### WHAT TO WORK ON
Leave out the pictures and repeat the rest of the material exactly.

[START AVAILABLE RECORDS]

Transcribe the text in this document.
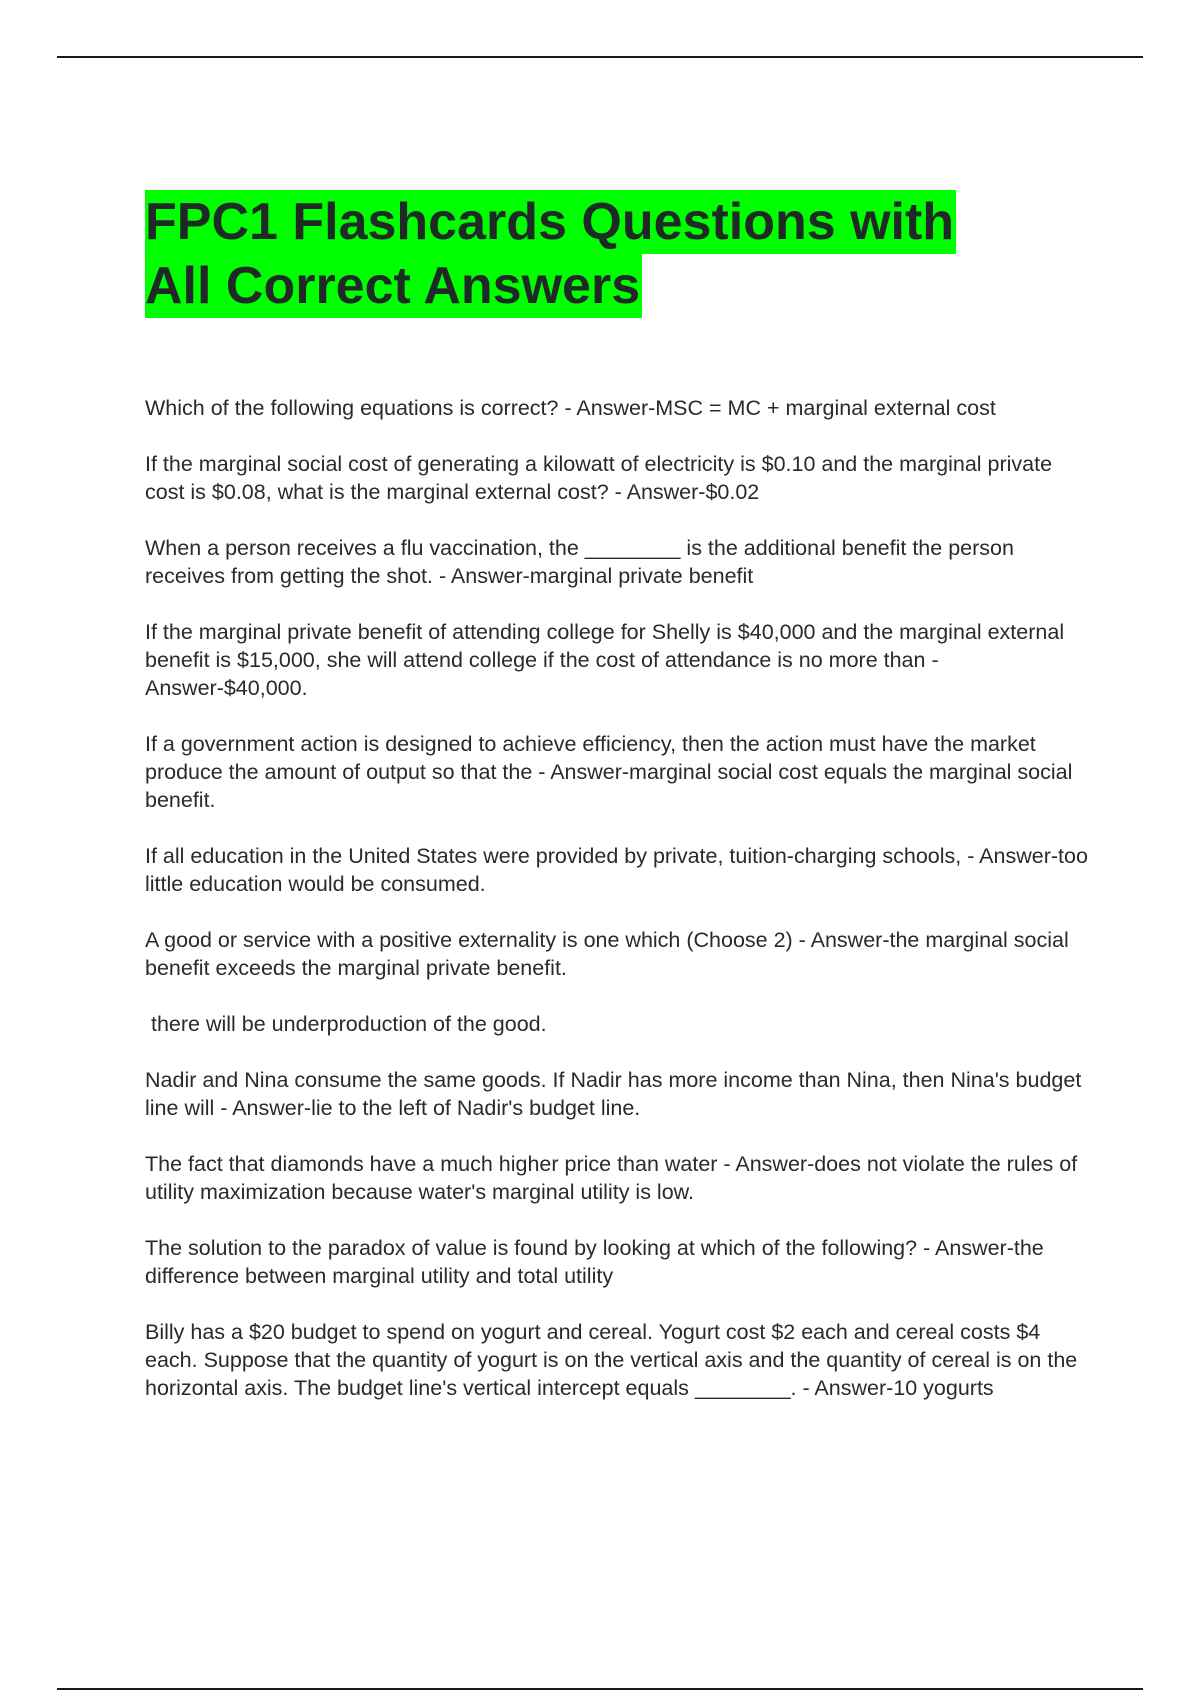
FPC1 Flashcards Questions with
All Correct Answers

Which of the following equations is correct? - Answer-MSC = MC + marginal external cost

If the marginal social cost of generating a kilowatt of electricity is $0.10 and the marginal private cost is $0.08, what is the marginal external cost? - Answer-$0.02

When a person receives a flu vaccination, the ________ is the additional benefit the person receives from getting the shot. - Answer-marginal private benefit

If the marginal private benefit of attending college for Shelly is $40,000 and the marginal external benefit is $15,000, she will attend college if the cost of attendance is no more than - Answer-$40,000.

If a government action is designed to achieve efficiency, then the action must have the market produce the amount of output so that the - Answer-marginal social cost equals the marginal social benefit.

If all education in the United States were provided by private, tuition-charging schools, - Answer-too little education would be consumed.

A good or service with a positive externality is one which (Choose 2) - Answer-the marginal social benefit exceeds the marginal private benefit.

there will be underproduction of the good.

Nadir and Nina consume the same goods. If Nadir has more income than Nina, then Nina's budget line will - Answer-lie to the left of Nadir's budget line.

The fact that diamonds have a much higher price than water - Answer-does not violate the rules of utility maximization because water's marginal utility is low.

The solution to the paradox of value is found by looking at which of the following? - Answer-the difference between marginal utility and total utility

Billy has a $20 budget to spend on yogurt and cereal. Yogurt cost $2 each and cereal costs $4 each. Suppose that the quantity of yogurt is on the vertical axis and the quantity of cereal is on the horizontal axis. The budget line's vertical intercept equals ________. - Answer-10 yogurts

[END AVAILABLE RECORDS]

### TASK ANSWER
Transcribe the text in this document.
FPC1 Flashcards Questions with
All Correct Answers

Which of the following equations is correct? - Answer-MSC = MC + marginal external cost

If the marginal social cost of generating a kilowatt of electricity is $0.10 and the marginal private cost is $0.08, what is the marginal external cost? - Answer-$0.02

When a person receives a flu vaccination, the ________ is the additional benefit the person receives from getting the shot. - Answer-marginal private benefit

If the marginal private benefit of attending college for Shelly is $40,000 and the marginal external benefit is $15,000, she will attend college if the cost of attendance is no more than - Answer-$40,000.

If a government action is designed to achieve efficiency, then the action must have the market produce the amount of output so that the - Answer-marginal social cost equals the marginal social benefit.

If all education in the United States were provided by private, tuition-charging schools, - Answer-too little education would be consumed.

A good or service with a positive externality is one which (Choose 2) - Answer-the marginal social benefit exceeds the marginal private benefit.

there will be underproduction of the good.

Nadir and Nina consume the same goods. If Nadir has more income than Nina, then Nina's budget line will - Answer-lie to the left of Nadir's budget line.

The fact that diamonds have a much higher price than water - Answer-does not violate the rules of utility maximization because water's marginal utility is low.

The solution to the paradox of value is found by looking at which of the following? - Answer-the difference between marginal utility and total utility

Billy has a $20 budget to spend on yogurt and cereal. Yogurt cost $2 each and cereal costs $4 each. Suppose that the quantity of yogurt is on the vertical axis and the quantity of cereal is on the horizontal axis. The budget line's vertical intercept equals ________. - Answer-10 yogurts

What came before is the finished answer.